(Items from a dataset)

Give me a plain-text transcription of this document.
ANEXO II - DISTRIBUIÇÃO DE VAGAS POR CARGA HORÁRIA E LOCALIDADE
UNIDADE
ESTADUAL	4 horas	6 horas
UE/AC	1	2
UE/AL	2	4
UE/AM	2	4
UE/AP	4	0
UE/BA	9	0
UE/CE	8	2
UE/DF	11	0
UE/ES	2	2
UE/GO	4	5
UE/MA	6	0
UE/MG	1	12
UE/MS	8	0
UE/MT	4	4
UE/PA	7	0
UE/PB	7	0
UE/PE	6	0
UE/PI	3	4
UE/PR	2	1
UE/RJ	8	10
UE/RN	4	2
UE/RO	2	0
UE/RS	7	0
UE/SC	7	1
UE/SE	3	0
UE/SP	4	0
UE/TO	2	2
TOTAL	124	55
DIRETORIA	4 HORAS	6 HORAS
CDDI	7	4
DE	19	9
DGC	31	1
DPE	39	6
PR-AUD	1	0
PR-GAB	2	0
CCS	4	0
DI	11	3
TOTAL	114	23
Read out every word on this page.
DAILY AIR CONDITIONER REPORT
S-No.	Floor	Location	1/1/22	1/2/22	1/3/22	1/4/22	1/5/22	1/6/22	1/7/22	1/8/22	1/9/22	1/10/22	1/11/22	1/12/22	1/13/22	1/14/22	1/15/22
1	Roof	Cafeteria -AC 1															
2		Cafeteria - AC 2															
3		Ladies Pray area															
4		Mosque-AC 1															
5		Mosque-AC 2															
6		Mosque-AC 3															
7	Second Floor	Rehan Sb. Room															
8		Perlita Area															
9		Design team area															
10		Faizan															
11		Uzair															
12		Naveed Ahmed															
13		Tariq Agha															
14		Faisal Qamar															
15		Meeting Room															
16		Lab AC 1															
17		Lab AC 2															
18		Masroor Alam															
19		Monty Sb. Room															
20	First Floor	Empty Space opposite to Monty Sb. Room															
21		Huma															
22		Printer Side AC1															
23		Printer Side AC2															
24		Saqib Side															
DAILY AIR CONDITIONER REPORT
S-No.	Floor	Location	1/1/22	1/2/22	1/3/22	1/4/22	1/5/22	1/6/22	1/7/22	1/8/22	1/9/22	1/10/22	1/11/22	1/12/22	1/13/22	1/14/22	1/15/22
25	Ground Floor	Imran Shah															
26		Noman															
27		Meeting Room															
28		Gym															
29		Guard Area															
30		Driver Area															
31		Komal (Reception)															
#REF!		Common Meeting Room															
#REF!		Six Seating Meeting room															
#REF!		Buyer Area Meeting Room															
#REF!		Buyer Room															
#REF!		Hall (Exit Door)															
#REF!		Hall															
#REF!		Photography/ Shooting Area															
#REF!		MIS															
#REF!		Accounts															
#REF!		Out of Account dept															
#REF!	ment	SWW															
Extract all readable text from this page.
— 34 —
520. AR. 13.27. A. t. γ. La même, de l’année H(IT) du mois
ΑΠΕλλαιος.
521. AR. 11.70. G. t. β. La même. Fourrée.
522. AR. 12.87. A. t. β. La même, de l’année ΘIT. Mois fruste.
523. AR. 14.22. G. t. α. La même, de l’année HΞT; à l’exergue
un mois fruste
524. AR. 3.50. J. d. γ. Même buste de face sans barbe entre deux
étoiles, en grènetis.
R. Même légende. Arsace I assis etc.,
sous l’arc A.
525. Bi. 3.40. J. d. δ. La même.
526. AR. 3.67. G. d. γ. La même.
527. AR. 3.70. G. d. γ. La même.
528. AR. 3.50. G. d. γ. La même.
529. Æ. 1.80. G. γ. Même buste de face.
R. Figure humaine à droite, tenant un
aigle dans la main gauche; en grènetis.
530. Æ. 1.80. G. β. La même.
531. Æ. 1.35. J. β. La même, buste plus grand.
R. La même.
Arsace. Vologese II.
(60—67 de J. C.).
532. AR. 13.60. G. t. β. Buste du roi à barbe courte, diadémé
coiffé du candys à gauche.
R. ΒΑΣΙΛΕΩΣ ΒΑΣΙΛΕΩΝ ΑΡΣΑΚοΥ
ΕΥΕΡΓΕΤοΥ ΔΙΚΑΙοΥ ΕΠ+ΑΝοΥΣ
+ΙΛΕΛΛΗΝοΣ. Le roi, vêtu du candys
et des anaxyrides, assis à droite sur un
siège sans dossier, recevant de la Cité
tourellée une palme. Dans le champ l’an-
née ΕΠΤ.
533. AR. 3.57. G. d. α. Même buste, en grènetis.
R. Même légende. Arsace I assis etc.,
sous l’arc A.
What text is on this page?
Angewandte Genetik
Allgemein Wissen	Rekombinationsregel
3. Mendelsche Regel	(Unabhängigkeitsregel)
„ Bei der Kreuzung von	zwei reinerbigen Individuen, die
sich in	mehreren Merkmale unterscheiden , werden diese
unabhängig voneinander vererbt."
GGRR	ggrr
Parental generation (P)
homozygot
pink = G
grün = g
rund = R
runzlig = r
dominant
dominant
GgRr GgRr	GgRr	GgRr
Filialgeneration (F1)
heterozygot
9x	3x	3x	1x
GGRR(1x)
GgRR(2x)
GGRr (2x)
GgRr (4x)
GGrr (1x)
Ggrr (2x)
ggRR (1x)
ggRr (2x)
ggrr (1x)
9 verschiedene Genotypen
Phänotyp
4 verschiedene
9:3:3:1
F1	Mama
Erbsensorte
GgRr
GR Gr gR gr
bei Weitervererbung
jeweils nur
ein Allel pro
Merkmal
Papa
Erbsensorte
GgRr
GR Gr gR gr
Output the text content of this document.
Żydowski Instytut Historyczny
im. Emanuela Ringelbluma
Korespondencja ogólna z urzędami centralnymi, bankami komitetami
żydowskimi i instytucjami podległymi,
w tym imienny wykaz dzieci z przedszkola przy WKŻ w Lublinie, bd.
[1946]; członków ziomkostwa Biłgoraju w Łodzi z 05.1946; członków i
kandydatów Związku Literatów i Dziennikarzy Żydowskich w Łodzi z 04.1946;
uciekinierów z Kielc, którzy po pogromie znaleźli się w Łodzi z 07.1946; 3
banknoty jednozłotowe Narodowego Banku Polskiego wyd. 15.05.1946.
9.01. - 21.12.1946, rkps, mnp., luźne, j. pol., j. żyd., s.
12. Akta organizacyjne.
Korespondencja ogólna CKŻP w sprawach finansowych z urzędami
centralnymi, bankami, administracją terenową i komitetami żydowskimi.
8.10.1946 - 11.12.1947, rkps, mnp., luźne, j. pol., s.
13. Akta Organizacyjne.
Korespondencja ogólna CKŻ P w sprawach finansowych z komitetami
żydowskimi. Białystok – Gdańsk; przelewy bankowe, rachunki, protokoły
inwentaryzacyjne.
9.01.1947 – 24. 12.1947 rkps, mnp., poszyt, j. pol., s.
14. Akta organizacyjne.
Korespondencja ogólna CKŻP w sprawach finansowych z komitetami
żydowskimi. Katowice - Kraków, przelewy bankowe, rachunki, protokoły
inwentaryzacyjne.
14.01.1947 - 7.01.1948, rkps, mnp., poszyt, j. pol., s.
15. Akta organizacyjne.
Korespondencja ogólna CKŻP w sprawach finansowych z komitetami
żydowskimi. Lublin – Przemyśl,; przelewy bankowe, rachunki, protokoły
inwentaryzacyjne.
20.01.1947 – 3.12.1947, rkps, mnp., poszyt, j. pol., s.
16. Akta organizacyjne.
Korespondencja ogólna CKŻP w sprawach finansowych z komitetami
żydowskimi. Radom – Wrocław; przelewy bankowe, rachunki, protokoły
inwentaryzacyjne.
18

» **REQUIREMENT**: Retype only the lines running from the line with "Output the text content of this document." to the end of the listing, including both of those lines.

» **THE REPLY**:
Output the text content of this document.
Żydowski Instytut Historyczny
im. Emanuela Ringelbluma
Korespondencja ogólna z urzędami centralnymi, bankami komitetami
żydowskimi i instytucjami podległymi,
w tym imienny wykaz dzieci z przedszkola przy WKŻ w Lublinie, bd.
[1946]; członków ziomkostwa Biłgoraju w Łodzi z 05.1946; członków i
kandydatów Związku Literatów i Dziennikarzy Żydowskich w Łodzi z 04.1946;
uciekinierów z Kielc, którzy po pogromie znaleźli się w Łodzi z 07.1946; 3
banknoty jednozłotowe Narodowego Banku Polskiego wyd. 15.05.1946.
9.01. - 21.12.1946, rkps, mnp., luźne, j. pol., j. żyd., s.
12. Akta organizacyjne.
Korespondencja ogólna CKŻP w sprawach finansowych z urzędami
centralnymi, bankami, administracją terenową i komitetami żydowskimi.
8.10.1946 - 11.12.1947, rkps, mnp., luźne, j. pol., s.
13. Akta Organizacyjne.
Korespondencja ogólna CKŻ P w sprawach finansowych z komitetami
żydowskimi. Białystok – Gdańsk; przelewy bankowe, rachunki, protokoły
inwentaryzacyjne.
9.01.1947 – 24. 12.1947 rkps, mnp., poszyt, j. pol., s.
14. Akta organizacyjne.
Korespondencja ogólna CKŻP w sprawach finansowych z komitetami
żydowskimi. Katowice - Kraków, przelewy bankowe, rachunki, protokoły
inwentaryzacyjne.
14.01.1947 - 7.01.1948, rkps, mnp., poszyt, j. pol., s.
15. Akta organizacyjne.
Korespondencja ogólna CKŻP w sprawach finansowych z komitetami
żydowskimi. Lublin – Przemyśl,; przelewy bankowe, rachunki, protokoły
inwentaryzacyjne.
20.01.1947 – 3.12.1947, rkps, mnp., poszyt, j. pol., s.
16. Akta organizacyjne.
Korespondencja ogólna CKŻP w sprawach finansowych z komitetami
żydowskimi. Radom – Wrocław; przelewy bankowe, rachunki, protokoły
inwentaryzacyjne.
18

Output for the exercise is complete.